Dataset rows:

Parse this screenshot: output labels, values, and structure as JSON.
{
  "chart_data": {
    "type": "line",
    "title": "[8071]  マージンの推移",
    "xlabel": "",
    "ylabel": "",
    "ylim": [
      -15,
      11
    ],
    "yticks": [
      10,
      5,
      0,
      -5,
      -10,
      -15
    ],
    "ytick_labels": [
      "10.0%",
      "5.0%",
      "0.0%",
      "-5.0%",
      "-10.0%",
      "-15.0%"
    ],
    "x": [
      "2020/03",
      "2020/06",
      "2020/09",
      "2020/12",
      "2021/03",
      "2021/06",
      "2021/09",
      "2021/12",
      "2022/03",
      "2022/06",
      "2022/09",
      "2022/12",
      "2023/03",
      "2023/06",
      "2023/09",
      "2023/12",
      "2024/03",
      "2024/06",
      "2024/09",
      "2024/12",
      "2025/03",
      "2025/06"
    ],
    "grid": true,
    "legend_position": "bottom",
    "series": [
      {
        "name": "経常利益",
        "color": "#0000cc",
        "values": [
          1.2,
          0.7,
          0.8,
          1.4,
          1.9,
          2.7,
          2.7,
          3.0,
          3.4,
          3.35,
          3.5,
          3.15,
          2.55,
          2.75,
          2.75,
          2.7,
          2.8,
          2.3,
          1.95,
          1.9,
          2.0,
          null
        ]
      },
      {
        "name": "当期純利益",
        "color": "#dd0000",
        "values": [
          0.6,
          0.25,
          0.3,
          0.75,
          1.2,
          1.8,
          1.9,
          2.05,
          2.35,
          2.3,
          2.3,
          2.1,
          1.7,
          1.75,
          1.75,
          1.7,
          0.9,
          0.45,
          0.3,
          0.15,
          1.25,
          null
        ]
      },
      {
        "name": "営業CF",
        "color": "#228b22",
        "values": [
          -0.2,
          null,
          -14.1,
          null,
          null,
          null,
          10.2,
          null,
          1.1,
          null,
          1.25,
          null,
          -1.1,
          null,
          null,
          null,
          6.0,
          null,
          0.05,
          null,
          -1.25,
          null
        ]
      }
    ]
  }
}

* [WHAT YOU WILL DO] Go through the material above and count the lines that contain "color"; give that number alone.

* [COMPLETE RESPONSE] 3